-- START Information shown --
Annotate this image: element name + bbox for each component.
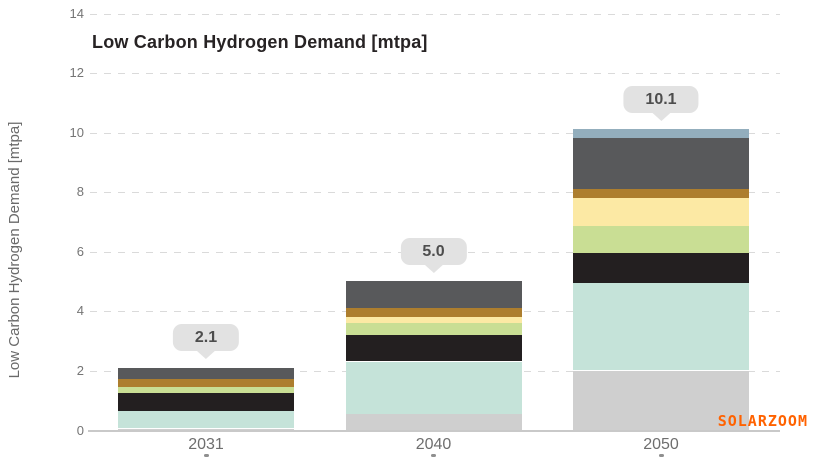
y-tick-label: 2	[76, 363, 84, 378]
segment-dark-gray	[573, 138, 749, 189]
segment-ochre	[345, 307, 522, 317]
segment-ochre	[118, 379, 294, 387]
y-tick-label: 12	[69, 65, 84, 81]
callout-pointer	[196, 350, 216, 359]
x-tick-label: 2050	[643, 436, 679, 453]
x-tick-mark	[431, 454, 436, 457]
callout-pointer	[650, 111, 671, 121]
segment-mint	[118, 410, 294, 429]
gridline	[90, 132, 780, 134]
callout-pointer	[423, 263, 444, 273]
value-callout: 5.0	[400, 237, 467, 273]
segment-black	[573, 252, 749, 283]
x-tick-label: 2040	[415, 436, 452, 453]
y-tick-label: 6	[76, 243, 84, 259]
y-tick-label: 0	[76, 422, 84, 438]
segment-light-green	[573, 226, 749, 253]
y-tick-label: 8	[76, 184, 84, 200]
segment-light-gray	[118, 428, 294, 430]
segment-light-green	[118, 386, 294, 393]
watermark: SOLARZOOM	[717, 412, 808, 430]
y-tick-label: 14	[69, 5, 84, 21]
segment-pale-yellow	[345, 316, 522, 323]
segment-ochre	[573, 188, 749, 198]
segment-light-green	[345, 322, 522, 335]
x-tick-label: 2031	[188, 436, 224, 453]
value-callout: 2.1	[172, 324, 240, 359]
segment-mint	[573, 282, 749, 371]
segment-dark-gray	[118, 367, 294, 380]
segment-steel-blue	[573, 129, 749, 139]
chart-title: Low Carbon Hydrogen Demand [mtpa]	[92, 32, 428, 52]
y-tick-label: 4	[76, 303, 84, 319]
x-tick-mark	[658, 454, 664, 457]
segment-mint	[345, 361, 522, 414]
x-tick-mark	[203, 454, 209, 457]
value-callout: 10.1	[623, 85, 699, 121]
segment-black	[345, 334, 522, 362]
gridline	[90, 13, 780, 15]
x-axis-baseline	[88, 429, 780, 432]
gridline	[90, 73, 780, 75]
segment-light-gray	[573, 370, 749, 430]
segment-light-gray	[345, 413, 522, 430]
y-tick-label: 10	[69, 124, 84, 140]
gridline	[90, 192, 780, 194]
segment-dark-gray	[345, 281, 522, 308]
segment-pale-yellow	[573, 197, 749, 227]
segment-black	[118, 392, 294, 411]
-- END Information shown --
** Short task **
Reproduce every line of the rows verbatim, omitting the pictures from your answer.

** Output for this task **
Annotate this image: element name + bbox for each component.
y-tick-label: 2	[76, 363, 84, 378]
segment-dark-gray	[573, 138, 749, 189]
segment-ochre	[345, 307, 522, 317]
segment-ochre	[118, 379, 294, 387]
y-tick-label: 12	[69, 65, 84, 81]
callout-pointer	[196, 350, 216, 359]
x-tick-label: 2050	[643, 436, 679, 453]
x-tick-mark	[431, 454, 436, 457]
callout-pointer	[650, 111, 671, 121]
segment-mint	[118, 410, 294, 429]
gridline	[90, 132, 780, 134]
callout-pointer	[423, 263, 444, 273]
value-callout: 5.0	[400, 237, 467, 273]
segment-black	[573, 252, 749, 283]
x-tick-label: 2040	[415, 436, 452, 453]
y-tick-label: 6	[76, 243, 84, 259]
y-tick-label: 0	[76, 422, 84, 438]
segment-light-green	[573, 226, 749, 253]
y-tick-label: 8	[76, 184, 84, 200]
segment-light-gray	[118, 428, 294, 430]
segment-light-green	[118, 386, 294, 393]
watermark: SOLARZOOM	[717, 412, 808, 430]
y-tick-label: 14	[69, 5, 84, 21]
segment-pale-yellow	[345, 316, 522, 323]
segment-ochre	[573, 188, 749, 198]
segment-light-green	[345, 322, 522, 335]
x-tick-label: 2031	[188, 436, 224, 453]
value-callout: 2.1	[172, 324, 240, 359]
segment-mint	[573, 282, 749, 371]
segment-dark-gray	[118, 367, 294, 380]
segment-steel-blue	[573, 129, 749, 139]
chart-title: Low Carbon Hydrogen Demand [mtpa]	[92, 32, 428, 52]
y-tick-label: 4	[76, 303, 84, 319]
x-tick-mark	[658, 454, 664, 457]
segment-mint	[345, 361, 522, 414]
x-tick-mark	[203, 454, 209, 457]
value-callout: 10.1	[623, 85, 699, 121]
segment-black	[345, 334, 522, 362]
gridline	[90, 13, 780, 15]
x-axis-baseline	[88, 429, 780, 432]
gridline	[90, 73, 780, 75]
segment-light-gray	[573, 370, 749, 430]
segment-light-gray	[345, 413, 522, 430]
y-tick-label: 10	[69, 124, 84, 140]
gridline	[90, 192, 780, 194]
segment-dark-gray	[345, 281, 522, 308]
segment-pale-yellow	[573, 197, 749, 227]
segment-black	[118, 392, 294, 411]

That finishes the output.